Exercise details:
Gather from the material every line that contains the string "publiczna".

Stored data
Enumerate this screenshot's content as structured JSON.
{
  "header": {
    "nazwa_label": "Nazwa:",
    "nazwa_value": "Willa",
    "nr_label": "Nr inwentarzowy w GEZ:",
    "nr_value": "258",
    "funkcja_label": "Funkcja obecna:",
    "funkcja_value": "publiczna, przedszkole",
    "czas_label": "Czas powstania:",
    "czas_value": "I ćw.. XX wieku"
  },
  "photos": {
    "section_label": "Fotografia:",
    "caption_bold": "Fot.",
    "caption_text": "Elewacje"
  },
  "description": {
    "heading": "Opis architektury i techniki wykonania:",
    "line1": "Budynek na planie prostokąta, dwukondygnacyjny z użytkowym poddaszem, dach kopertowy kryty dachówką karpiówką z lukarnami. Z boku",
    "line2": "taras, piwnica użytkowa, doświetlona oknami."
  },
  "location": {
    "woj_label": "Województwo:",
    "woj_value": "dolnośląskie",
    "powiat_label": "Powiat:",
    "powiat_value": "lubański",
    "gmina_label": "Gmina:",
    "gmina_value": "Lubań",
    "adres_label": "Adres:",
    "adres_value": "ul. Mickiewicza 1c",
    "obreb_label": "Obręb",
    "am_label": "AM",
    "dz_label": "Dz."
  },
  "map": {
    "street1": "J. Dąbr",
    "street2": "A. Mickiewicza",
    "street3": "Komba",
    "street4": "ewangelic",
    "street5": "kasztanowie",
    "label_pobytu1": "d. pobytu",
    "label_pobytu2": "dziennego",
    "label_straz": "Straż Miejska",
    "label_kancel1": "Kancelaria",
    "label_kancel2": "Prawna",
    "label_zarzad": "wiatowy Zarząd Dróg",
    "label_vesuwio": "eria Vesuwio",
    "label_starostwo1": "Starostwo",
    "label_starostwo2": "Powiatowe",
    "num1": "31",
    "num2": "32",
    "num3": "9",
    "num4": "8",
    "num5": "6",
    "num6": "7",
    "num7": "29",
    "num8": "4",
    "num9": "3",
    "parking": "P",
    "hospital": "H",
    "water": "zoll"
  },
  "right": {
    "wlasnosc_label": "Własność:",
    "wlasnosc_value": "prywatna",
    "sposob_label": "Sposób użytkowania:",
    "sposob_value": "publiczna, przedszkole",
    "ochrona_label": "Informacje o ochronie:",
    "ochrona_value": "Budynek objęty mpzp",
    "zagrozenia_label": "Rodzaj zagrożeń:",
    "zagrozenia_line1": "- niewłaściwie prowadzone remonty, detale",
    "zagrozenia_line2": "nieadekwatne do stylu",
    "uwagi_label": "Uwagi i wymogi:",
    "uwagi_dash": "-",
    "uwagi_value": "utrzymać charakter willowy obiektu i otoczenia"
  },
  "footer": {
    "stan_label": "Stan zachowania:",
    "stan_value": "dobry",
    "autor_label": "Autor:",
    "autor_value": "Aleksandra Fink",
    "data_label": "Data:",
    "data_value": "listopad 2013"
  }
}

Worked solution:
    "funkcja_value": "publiczna, przedszkole",
    "sposob_value": "publiczna, przedszkole",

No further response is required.